┌─ Data shown

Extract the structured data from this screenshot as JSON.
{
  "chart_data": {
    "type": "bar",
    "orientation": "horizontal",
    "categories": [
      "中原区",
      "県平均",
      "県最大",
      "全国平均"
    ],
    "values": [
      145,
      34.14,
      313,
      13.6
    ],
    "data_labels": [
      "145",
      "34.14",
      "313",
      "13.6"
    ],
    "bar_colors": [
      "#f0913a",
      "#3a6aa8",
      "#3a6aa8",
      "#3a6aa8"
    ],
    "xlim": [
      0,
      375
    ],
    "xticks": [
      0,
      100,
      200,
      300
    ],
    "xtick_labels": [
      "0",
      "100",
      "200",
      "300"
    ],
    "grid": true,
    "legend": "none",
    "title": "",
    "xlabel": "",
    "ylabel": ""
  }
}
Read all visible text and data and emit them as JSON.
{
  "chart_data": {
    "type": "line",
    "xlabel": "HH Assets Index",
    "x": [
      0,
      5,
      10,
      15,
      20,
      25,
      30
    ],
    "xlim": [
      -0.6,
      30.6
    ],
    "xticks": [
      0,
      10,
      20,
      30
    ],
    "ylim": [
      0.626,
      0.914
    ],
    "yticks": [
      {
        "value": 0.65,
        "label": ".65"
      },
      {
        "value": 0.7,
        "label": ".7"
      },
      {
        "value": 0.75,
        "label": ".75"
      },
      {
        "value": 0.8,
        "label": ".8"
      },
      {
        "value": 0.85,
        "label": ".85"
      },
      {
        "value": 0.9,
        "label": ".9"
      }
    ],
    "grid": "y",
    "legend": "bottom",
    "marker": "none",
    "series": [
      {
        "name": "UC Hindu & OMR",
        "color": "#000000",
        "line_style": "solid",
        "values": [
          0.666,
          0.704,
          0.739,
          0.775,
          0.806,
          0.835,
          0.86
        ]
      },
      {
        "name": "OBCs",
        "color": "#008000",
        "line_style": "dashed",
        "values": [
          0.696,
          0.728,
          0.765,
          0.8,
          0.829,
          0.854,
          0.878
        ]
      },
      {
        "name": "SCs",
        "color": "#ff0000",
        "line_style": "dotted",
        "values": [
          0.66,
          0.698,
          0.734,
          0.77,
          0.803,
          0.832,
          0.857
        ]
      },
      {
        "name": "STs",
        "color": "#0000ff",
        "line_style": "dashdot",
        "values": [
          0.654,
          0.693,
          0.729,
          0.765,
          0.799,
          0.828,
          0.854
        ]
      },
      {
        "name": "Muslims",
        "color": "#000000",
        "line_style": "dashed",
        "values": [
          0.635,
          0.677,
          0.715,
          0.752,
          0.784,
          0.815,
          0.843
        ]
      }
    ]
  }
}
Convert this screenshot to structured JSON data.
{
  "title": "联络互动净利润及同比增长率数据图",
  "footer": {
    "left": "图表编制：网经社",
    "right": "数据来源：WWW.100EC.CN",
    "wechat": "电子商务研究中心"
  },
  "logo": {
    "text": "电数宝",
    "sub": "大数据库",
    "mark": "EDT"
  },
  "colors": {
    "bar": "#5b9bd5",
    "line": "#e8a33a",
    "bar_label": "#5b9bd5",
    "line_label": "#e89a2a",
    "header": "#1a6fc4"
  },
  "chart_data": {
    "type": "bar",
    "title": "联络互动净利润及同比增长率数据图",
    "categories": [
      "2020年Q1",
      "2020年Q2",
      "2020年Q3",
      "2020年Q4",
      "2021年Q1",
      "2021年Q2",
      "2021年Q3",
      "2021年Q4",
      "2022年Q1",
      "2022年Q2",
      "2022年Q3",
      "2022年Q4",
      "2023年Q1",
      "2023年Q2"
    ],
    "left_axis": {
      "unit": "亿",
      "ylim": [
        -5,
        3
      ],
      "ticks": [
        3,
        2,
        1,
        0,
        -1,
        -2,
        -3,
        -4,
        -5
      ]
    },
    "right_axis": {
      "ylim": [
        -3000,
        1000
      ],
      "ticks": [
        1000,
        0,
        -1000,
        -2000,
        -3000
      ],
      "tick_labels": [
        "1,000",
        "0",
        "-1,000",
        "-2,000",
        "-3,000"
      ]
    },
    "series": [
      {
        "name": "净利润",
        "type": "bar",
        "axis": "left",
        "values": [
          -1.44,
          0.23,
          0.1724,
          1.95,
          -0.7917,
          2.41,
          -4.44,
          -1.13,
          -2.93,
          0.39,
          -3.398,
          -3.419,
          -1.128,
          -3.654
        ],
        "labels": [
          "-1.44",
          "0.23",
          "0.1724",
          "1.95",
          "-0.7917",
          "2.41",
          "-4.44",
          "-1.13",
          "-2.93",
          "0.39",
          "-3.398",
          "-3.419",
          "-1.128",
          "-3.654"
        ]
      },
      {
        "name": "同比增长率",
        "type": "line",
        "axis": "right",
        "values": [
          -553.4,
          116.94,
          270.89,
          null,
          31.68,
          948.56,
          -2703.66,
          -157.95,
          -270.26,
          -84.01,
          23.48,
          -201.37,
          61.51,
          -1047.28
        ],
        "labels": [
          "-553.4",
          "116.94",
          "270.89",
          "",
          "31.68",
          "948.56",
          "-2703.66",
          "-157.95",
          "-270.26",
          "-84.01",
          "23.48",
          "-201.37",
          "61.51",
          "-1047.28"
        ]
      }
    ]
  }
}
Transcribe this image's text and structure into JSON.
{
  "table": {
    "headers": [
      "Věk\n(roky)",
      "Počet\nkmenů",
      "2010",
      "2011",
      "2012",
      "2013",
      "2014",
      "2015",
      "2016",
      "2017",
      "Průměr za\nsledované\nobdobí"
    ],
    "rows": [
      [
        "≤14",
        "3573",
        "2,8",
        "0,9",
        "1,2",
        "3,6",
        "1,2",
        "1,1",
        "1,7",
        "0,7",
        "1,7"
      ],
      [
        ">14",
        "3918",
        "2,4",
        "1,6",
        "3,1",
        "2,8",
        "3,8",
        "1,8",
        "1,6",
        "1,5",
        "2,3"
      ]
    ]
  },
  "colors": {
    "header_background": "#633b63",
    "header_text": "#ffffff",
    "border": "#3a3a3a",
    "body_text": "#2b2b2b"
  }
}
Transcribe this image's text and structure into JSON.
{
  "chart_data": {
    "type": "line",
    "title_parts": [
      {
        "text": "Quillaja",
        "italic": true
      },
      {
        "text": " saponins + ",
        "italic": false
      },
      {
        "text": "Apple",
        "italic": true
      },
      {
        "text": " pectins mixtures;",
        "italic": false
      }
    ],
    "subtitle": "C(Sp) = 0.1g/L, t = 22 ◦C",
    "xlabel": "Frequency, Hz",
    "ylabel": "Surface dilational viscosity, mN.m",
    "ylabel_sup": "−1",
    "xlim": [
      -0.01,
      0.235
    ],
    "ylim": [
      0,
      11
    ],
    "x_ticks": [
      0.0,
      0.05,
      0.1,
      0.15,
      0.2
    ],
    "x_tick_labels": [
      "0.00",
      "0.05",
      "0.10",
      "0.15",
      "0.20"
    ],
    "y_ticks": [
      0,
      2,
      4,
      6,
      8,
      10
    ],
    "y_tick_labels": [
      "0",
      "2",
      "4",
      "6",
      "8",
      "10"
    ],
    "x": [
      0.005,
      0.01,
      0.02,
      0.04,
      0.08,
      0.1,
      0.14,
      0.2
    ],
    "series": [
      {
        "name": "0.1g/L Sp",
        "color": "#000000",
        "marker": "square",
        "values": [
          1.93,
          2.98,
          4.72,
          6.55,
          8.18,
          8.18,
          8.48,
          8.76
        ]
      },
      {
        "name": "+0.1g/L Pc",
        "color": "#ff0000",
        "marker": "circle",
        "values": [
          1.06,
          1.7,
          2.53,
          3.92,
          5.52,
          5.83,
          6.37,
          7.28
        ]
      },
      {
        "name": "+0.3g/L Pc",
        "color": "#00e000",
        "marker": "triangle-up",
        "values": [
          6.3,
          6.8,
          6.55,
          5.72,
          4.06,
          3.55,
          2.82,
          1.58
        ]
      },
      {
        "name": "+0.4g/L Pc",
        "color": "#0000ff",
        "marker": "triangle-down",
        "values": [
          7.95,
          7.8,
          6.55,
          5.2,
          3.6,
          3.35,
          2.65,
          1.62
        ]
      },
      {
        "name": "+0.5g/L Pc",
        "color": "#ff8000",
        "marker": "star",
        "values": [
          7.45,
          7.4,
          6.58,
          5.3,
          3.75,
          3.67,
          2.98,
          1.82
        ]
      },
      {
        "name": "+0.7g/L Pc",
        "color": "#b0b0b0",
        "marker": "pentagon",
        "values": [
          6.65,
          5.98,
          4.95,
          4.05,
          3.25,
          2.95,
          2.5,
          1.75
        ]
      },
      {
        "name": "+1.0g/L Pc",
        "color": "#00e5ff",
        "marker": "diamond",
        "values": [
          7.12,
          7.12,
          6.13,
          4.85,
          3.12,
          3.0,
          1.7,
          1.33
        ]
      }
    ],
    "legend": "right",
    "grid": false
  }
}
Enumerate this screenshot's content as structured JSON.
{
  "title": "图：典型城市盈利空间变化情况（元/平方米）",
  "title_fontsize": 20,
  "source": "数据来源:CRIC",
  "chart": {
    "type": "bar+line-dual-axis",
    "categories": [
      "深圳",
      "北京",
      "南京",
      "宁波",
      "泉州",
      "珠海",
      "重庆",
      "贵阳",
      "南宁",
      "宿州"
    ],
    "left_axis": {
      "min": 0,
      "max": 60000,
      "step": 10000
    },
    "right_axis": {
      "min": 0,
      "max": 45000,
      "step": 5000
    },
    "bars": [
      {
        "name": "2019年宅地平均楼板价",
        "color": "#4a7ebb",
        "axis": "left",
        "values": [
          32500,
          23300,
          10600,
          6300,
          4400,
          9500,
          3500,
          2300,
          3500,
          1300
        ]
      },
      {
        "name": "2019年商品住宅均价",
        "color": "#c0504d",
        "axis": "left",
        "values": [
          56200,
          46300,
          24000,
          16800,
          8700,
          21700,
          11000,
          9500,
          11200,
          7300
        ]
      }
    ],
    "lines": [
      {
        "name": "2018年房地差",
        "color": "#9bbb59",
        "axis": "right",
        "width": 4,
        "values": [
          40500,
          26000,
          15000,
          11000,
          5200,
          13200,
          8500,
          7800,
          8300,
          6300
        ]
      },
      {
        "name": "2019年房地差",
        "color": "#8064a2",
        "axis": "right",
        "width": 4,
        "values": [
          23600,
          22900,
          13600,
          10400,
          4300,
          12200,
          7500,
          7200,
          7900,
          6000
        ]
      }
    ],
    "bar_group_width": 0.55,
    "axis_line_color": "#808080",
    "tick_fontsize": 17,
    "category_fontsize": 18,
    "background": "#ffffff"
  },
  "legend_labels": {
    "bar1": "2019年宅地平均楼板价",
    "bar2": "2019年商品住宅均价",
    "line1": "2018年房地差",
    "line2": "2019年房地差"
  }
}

└─

● Goal of the exercise
Take every line containing the word "数据来源" and copy it.

● Task output
    "right": "数据来源：WWW.100EC.CN",
  "source": "数据来源:CRIC",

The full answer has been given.